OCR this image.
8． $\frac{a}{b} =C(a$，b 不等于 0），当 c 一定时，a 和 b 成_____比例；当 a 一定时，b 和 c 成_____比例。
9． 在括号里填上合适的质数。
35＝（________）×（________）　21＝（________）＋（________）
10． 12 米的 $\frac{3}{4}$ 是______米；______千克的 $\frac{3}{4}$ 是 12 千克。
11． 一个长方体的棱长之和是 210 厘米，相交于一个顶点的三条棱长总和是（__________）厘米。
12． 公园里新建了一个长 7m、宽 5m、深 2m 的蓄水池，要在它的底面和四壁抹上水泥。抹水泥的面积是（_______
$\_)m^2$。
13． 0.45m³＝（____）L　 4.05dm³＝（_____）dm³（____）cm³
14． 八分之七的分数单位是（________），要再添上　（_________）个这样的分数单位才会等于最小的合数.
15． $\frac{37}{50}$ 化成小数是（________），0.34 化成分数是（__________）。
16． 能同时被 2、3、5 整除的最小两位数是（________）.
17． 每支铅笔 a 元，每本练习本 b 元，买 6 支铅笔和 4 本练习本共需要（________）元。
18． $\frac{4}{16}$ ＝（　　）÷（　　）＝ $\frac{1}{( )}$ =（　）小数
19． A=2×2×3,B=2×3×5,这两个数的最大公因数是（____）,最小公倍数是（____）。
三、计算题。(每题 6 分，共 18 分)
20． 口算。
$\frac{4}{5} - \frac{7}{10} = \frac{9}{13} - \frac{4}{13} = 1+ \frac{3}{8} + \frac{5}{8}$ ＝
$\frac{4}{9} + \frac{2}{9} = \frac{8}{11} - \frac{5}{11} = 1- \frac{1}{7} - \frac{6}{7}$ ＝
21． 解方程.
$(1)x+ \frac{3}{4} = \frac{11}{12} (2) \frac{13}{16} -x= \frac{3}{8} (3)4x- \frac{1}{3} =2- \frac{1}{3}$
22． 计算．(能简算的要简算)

▶ [Your instructions]
Transcribe every entry exactly, omitting nothing.

▶ [Task result]
OCR this image.
8． $\frac{a}{b} =C(a$，b 不等于 0），当 c 一定时，a 和 b 成_____比例；当 a 一定时，b 和 c 成_____比例。
9． 在括号里填上合适的质数。
35＝（________）×（________）　21＝（________）＋（________）
10． 12 米的 $\frac{3}{4}$ 是______米；______千克的 $\frac{3}{4}$ 是 12 千克。
11． 一个长方体的棱长之和是 210 厘米，相交于一个顶点的三条棱长总和是（__________）厘米。
12． 公园里新建了一个长 7m、宽 5m、深 2m 的蓄水池，要在它的底面和四壁抹上水泥。抹水泥的面积是（_______
$\_)m^2$。
13． 0.45m³＝（____）L　 4.05dm³＝（_____）dm³（____）cm³
14． 八分之七的分数单位是（________），要再添上　（_________）个这样的分数单位才会等于最小的合数.
15． $\frac{37}{50}$ 化成小数是（________），0.34 化成分数是（__________）。
16． 能同时被 2、3、5 整除的最小两位数是（________）.
17． 每支铅笔 a 元，每本练习本 b 元，买 6 支铅笔和 4 本练习本共需要（________）元。
18． $\frac{4}{16}$ ＝（　　）÷（　　）＝ $\frac{1}{( )}$ =（　）小数
19． A=2×2×3,B=2×3×5,这两个数的最大公因数是（____）,最小公倍数是（____）。
三、计算题。(每题 6 分，共 18 分)
20． 口算。
$\frac{4}{5} - \frac{7}{10} = \frac{9}{13} - \frac{4}{13} = 1+ \frac{3}{8} + \frac{5}{8}$ ＝
$\frac{4}{9} + \frac{2}{9} = \frac{8}{11} - \frac{5}{11} = 1- \frac{1}{7} - \frac{6}{7}$ ＝
21． 解方程.
$(1)x+ \frac{3}{4} = \frac{11}{12} (2) \frac{13}{16} -x= \frac{3}{8} (3)4x- \frac{1}{3} =2- \frac{1}{3}$
22． 计算．(能简算的要简算)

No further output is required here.